EXERCISE DATA
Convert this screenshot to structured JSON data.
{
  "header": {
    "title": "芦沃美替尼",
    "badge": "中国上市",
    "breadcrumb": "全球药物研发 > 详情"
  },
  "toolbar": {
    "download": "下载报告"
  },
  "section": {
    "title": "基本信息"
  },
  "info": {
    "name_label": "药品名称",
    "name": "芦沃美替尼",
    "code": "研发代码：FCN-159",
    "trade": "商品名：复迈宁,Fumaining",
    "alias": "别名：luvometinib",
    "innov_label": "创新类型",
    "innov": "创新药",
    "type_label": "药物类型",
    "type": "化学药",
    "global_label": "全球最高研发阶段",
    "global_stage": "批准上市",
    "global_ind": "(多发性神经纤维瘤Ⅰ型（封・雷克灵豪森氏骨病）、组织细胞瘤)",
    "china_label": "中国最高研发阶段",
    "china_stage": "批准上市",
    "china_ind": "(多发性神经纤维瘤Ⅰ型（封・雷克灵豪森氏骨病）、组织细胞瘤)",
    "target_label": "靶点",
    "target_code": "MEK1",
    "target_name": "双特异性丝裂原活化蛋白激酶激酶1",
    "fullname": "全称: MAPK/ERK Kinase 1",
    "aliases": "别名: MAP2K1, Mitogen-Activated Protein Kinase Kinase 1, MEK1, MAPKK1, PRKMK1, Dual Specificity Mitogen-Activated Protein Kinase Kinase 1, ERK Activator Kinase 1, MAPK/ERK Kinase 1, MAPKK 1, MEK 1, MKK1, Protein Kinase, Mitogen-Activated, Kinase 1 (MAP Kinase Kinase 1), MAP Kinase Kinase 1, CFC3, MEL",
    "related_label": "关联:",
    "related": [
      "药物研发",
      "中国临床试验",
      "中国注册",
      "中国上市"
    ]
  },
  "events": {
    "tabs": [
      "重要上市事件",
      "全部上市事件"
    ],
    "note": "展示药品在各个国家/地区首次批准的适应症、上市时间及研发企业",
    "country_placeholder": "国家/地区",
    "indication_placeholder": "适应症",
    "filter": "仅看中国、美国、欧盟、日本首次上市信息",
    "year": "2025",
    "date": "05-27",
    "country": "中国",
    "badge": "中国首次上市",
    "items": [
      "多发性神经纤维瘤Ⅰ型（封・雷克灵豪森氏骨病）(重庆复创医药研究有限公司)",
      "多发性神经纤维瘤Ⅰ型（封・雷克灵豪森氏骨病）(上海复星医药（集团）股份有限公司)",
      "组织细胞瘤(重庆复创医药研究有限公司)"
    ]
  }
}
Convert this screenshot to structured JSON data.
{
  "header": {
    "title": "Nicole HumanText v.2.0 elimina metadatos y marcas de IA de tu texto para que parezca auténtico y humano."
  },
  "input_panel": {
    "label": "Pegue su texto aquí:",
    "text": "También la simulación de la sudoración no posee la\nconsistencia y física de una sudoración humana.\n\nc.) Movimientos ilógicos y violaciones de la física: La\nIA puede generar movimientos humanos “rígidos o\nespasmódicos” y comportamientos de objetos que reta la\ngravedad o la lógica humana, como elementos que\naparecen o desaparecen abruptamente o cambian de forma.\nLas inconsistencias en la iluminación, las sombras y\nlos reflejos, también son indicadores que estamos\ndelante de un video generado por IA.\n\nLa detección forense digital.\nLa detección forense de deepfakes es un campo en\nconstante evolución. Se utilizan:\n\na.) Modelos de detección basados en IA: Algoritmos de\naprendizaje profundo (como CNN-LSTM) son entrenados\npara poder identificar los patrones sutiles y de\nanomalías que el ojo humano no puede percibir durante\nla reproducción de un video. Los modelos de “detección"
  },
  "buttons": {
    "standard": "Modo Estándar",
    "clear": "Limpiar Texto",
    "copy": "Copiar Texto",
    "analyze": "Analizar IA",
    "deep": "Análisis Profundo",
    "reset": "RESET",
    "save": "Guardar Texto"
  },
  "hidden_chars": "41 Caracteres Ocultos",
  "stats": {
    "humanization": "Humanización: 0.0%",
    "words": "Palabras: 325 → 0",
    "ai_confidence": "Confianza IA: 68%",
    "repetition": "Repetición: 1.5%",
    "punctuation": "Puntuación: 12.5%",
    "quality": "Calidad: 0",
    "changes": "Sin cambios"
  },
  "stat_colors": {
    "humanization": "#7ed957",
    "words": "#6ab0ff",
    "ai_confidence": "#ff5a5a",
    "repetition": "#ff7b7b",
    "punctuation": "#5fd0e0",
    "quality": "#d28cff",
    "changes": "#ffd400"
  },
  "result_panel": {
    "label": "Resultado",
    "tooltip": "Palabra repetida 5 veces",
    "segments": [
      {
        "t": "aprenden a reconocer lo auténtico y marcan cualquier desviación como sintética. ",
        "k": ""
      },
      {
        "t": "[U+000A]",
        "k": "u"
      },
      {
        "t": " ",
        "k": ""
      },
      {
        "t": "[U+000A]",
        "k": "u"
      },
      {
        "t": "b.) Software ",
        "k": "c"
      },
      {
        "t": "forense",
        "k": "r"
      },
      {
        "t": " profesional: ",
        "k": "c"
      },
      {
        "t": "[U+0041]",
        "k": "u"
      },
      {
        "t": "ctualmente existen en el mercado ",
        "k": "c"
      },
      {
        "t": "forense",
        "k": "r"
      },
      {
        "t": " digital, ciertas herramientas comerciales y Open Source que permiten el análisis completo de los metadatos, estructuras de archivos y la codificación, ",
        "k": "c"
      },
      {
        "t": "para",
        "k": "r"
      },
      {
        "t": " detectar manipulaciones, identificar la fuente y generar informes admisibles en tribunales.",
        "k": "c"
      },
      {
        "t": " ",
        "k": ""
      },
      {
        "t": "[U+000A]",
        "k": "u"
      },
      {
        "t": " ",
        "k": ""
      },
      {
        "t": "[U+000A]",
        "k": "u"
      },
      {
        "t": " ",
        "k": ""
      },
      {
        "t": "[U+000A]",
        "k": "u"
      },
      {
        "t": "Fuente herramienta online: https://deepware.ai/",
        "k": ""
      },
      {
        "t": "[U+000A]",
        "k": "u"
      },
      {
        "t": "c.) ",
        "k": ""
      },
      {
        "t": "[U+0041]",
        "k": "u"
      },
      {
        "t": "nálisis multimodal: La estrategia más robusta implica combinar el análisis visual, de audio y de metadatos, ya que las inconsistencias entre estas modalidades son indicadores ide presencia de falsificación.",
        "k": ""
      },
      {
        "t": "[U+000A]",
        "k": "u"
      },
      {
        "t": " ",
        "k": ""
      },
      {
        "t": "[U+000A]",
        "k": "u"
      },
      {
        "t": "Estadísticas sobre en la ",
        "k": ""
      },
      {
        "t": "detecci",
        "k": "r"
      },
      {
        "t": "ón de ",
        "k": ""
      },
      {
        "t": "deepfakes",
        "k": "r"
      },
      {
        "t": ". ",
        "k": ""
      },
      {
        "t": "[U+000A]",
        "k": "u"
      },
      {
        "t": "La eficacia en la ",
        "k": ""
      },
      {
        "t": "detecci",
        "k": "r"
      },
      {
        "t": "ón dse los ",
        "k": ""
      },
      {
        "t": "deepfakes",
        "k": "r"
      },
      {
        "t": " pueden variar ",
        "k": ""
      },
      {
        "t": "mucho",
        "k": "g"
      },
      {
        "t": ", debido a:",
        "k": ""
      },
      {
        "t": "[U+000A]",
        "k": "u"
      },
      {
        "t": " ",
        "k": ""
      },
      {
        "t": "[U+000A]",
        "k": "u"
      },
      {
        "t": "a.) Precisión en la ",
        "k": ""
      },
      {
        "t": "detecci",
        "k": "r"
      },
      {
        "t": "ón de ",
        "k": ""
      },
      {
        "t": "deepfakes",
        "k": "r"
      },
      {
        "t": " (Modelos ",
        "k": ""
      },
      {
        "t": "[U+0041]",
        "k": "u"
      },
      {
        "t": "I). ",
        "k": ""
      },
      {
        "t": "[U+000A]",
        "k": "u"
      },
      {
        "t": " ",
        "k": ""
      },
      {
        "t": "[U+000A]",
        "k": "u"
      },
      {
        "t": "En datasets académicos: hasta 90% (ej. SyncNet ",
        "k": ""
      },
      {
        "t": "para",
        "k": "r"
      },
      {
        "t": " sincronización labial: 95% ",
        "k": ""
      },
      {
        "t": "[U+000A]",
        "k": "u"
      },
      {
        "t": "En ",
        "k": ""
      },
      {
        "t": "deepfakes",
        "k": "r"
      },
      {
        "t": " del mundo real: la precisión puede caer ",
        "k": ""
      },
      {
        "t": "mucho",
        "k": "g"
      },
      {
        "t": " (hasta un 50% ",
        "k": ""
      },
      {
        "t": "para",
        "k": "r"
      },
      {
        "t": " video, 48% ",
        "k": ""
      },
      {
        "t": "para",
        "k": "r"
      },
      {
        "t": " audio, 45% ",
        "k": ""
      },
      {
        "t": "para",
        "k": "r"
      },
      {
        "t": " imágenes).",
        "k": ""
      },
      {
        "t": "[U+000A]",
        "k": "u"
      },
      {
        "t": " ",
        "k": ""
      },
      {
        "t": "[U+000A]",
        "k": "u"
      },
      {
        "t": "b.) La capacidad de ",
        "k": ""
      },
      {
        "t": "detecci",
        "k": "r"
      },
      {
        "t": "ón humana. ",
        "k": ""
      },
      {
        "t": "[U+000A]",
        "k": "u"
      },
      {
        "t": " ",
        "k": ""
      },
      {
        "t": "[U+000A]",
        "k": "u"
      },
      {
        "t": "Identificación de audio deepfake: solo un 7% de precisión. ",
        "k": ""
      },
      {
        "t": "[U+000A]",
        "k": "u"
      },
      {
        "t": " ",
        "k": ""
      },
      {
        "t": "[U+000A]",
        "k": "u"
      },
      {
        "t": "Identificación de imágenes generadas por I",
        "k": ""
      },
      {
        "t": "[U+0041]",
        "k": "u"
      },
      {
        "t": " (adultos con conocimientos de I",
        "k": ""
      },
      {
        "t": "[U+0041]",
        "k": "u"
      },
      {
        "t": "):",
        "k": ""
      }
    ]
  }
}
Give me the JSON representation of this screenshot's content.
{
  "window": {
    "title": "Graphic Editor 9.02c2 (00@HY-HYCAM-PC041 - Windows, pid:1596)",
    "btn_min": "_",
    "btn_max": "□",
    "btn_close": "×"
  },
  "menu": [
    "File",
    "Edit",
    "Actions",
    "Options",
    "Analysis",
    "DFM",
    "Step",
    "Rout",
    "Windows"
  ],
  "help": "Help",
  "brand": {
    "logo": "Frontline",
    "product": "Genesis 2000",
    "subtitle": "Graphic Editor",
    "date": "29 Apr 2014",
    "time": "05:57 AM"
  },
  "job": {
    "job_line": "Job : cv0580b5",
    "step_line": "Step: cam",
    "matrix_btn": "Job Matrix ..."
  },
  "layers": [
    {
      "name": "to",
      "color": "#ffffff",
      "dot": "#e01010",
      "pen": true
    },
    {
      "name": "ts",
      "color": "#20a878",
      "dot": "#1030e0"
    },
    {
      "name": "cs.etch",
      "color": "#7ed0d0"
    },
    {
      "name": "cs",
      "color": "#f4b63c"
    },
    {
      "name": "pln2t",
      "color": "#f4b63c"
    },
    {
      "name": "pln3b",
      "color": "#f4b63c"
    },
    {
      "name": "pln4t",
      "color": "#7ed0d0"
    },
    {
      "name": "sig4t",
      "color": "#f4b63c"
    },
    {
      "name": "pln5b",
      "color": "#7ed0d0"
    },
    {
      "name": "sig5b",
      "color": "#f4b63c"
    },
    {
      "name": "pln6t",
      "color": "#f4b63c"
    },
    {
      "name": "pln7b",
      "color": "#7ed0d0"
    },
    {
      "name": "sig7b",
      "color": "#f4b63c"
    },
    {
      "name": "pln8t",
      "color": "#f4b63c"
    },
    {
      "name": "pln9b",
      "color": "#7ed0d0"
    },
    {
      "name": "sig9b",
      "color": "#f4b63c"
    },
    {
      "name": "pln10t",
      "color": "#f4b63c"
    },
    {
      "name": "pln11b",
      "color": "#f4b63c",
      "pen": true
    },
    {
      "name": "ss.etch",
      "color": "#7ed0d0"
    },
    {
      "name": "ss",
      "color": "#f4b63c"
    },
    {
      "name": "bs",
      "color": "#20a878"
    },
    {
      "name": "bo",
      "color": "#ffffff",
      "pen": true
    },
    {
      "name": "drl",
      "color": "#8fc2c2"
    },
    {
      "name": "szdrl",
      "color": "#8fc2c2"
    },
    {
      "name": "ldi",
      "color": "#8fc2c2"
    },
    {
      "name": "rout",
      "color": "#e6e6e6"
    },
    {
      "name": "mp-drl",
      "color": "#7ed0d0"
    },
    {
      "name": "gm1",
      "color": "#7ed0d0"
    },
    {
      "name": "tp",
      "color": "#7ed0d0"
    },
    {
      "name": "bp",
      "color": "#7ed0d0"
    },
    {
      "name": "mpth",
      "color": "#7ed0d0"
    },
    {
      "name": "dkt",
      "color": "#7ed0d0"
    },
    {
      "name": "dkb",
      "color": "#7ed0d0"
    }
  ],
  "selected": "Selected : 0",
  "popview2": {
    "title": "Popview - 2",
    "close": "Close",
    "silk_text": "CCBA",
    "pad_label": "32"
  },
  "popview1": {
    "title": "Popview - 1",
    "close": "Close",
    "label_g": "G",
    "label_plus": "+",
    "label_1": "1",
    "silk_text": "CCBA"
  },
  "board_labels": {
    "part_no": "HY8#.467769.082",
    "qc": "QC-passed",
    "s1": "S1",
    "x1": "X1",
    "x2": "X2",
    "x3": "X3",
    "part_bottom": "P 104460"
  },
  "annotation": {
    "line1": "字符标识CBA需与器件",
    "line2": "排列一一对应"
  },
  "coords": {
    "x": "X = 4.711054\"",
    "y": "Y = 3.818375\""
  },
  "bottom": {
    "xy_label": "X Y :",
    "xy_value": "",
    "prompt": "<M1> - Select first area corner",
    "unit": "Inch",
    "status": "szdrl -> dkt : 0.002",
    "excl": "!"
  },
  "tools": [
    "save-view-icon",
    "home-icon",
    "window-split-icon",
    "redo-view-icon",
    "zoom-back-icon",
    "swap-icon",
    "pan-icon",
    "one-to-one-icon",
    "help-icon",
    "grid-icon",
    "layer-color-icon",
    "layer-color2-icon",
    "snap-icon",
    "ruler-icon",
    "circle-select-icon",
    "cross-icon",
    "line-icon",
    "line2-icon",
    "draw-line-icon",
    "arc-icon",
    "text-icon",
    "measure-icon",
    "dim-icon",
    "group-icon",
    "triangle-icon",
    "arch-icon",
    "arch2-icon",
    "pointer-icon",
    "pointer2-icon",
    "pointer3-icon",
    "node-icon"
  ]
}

WORK TO COMPLETE
Find the lines in the data that include "humanization", then copy each of them.

RESULT OF THE TASK
    "humanization": "Humanización: 0.0%",
    "humanization": "#7ed957",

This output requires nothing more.